"""

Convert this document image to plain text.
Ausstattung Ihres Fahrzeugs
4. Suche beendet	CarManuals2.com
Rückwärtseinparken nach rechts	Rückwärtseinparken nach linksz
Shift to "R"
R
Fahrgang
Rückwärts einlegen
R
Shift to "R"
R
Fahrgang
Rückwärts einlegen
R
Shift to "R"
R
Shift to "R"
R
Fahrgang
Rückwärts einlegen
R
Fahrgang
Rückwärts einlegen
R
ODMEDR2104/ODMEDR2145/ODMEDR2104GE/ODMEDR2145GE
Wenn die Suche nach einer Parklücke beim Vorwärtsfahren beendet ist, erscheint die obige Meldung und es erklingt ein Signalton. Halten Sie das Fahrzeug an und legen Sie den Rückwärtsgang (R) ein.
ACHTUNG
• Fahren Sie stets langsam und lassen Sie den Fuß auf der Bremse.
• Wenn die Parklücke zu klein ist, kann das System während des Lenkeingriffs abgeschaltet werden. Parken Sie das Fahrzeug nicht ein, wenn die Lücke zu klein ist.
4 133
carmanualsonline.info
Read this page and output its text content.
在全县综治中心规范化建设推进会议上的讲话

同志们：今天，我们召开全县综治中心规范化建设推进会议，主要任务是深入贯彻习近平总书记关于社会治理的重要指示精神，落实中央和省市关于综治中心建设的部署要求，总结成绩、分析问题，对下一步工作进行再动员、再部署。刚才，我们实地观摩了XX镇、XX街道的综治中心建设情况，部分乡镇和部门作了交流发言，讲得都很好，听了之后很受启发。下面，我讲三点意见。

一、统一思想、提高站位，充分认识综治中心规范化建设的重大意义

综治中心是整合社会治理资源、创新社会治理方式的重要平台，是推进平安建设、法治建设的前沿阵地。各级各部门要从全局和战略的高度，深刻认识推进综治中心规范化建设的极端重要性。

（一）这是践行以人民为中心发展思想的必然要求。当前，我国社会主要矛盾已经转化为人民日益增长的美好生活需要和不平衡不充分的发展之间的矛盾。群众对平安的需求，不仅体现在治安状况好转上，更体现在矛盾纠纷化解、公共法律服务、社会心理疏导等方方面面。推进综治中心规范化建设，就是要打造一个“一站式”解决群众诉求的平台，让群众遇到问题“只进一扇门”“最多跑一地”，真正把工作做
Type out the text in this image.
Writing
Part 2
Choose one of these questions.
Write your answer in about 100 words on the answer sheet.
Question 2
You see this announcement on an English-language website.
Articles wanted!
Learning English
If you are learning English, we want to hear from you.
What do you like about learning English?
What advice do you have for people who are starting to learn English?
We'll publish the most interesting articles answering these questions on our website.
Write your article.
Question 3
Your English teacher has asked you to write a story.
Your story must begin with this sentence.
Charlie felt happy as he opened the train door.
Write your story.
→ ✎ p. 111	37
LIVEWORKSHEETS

"""
"""

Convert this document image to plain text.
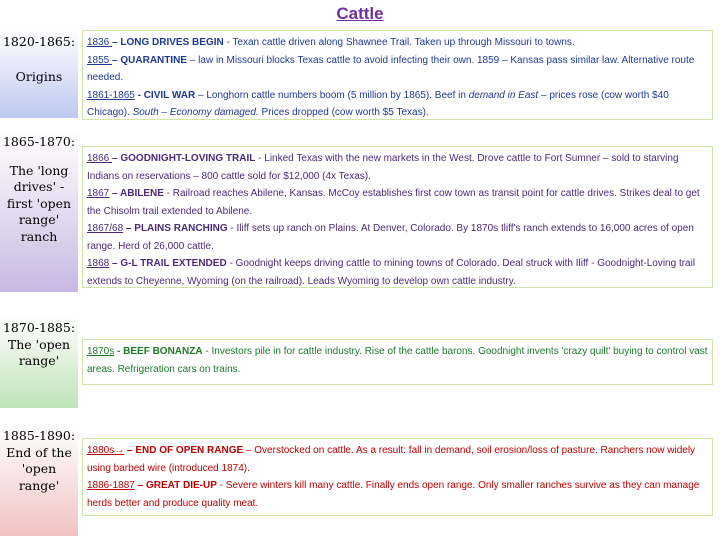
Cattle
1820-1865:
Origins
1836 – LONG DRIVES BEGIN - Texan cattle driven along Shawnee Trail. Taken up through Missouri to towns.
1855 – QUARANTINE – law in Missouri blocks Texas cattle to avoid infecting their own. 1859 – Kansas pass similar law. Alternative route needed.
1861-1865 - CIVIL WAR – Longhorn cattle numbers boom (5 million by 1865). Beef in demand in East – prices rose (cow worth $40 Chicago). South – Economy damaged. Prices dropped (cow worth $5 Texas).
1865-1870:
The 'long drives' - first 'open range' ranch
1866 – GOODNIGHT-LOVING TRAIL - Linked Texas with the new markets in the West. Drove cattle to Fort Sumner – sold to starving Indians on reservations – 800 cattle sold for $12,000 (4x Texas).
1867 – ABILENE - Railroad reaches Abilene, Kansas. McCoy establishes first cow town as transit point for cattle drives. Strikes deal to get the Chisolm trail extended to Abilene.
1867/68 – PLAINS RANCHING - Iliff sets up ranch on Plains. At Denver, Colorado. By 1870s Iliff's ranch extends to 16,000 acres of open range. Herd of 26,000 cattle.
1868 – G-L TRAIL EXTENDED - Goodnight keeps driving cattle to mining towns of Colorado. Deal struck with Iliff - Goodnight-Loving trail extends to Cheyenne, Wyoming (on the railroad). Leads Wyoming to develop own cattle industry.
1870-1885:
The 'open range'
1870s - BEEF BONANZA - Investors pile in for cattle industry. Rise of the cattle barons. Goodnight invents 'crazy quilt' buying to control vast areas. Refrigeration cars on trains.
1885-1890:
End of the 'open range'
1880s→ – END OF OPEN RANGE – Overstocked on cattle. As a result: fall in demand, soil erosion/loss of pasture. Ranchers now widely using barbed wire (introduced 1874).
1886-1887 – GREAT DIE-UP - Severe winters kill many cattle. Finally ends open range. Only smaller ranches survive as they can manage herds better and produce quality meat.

"""
"""

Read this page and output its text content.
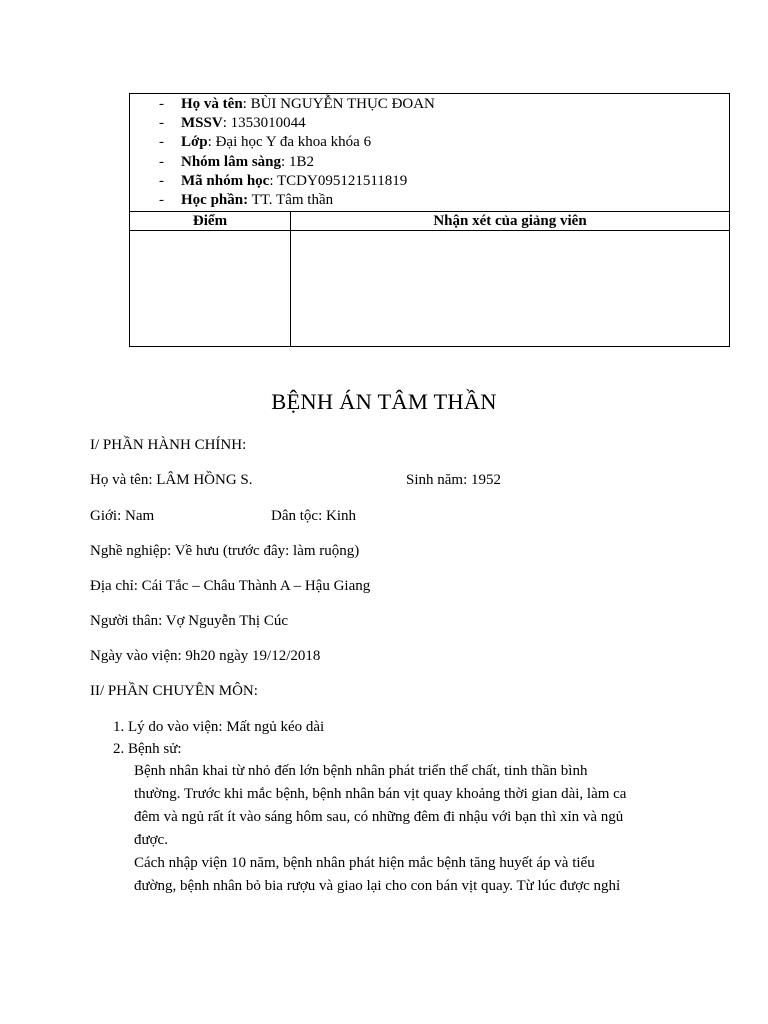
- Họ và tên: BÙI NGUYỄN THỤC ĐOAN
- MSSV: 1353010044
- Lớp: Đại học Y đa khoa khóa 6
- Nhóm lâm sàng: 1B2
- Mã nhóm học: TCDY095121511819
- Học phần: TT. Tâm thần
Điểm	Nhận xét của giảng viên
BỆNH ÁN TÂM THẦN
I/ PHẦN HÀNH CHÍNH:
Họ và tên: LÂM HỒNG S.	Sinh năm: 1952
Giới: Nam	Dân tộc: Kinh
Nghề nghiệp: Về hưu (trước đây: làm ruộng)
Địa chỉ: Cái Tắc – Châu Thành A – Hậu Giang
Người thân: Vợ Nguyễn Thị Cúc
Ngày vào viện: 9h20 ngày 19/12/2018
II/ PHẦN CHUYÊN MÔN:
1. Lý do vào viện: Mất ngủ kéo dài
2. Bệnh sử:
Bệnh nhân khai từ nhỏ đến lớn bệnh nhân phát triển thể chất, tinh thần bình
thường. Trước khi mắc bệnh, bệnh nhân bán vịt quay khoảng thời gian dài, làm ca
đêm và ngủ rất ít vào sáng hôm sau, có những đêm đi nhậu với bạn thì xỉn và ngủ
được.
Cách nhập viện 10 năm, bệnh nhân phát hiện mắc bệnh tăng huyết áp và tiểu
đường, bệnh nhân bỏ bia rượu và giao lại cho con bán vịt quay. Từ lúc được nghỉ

"""

** DIRECTION **
Identify every line where the string "Suche" appears.

** SOLUTION TO THE PROBLEM **
4. Suche beendet	CarManuals2.com
Wenn die Suche nach einer Parklücke beim Vorwärtsfahren beendet ist, erscheint die obige Meldung und es erklingt ein Signalton. Halten Sie das Fahrzeug an und legen Sie den Rückwärtsgang (R) ein.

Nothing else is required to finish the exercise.